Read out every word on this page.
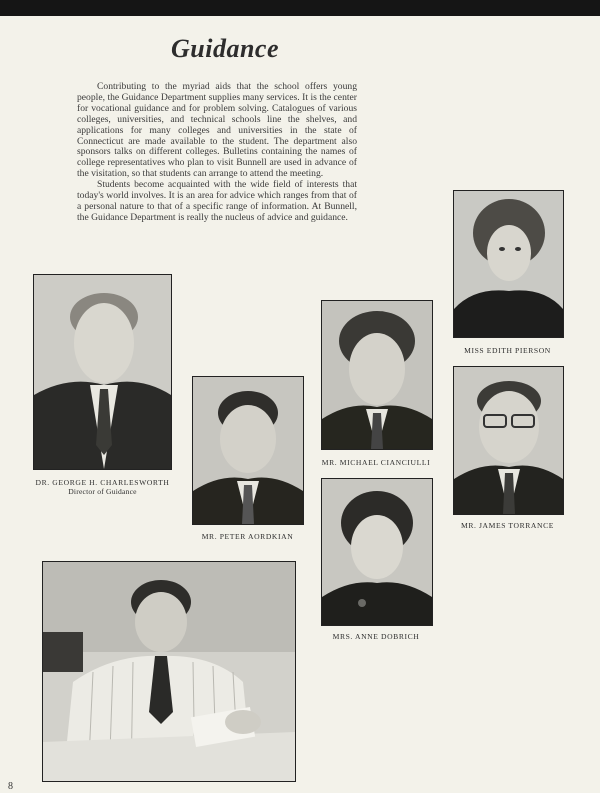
Guidance

Contributing to the myriad aids that the school offers young people, the Guidance Department supplies many services. It is the center for vocational guidance and for problem solving. Catalogues of various colleges, universities, and technical schools line the shelves, and applications for many colleges and universities in the state of Connecticut are made available to the student. The department also sponsors talks on different colleges. Bulletins containing the names of college representatives who plan to visit Bunnell are used in advance of the visitation, so that students can arrange to attend the meeting.

Students become acquainted with the wide field of interests that today's world involves. It is an area for advice which ranges from that of a personal nature to that of a specific range of information. At Bunnell, the Guidance Department is really the nucleus of advice and guidance.

MISS EDITH PIERSON
DR. GEORGE H. CHARLESWORTH
Director of Guidance
MR. MICHAEL CIANCIULLI
MR. JAMES TORRANCE
MR. PETER AORDKIAN
MRS. ANNE DOBRICH
8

++++++++++

**PROBLEM TO WORK ON**
Reproduce all the entries that precede this task, word for word, minus any pictures.

**SOLUTION TO THIS EXERCISE**
Read out every word on this page.
Guidance

Contributing to the myriad aids that the school offers young people, the Guidance Department supplies many services. It is the center for vocational guidance and for problem solving. Catalogues of various colleges, universities, and technical schools line the shelves, and applications for many colleges and universities in the state of Connecticut are made available to the student. The department also sponsors talks on different colleges. Bulletins containing the names of college representatives who plan to visit Bunnell are used in advance of the visitation, so that students can arrange to attend the meeting.

Students become acquainted with the wide field of interests that today's world involves. It is an area for advice which ranges from that of a personal nature to that of a specific range of information. At Bunnell, the Guidance Department is really the nucleus of advice and guidance.

MISS EDITH PIERSON
DR. GEORGE H. CHARLESWORTH
Director of Guidance
MR. MICHAEL CIANCIULLI
MR. JAMES TORRANCE
MR. PETER AORDKIAN
MRS. ANNE DOBRICH
8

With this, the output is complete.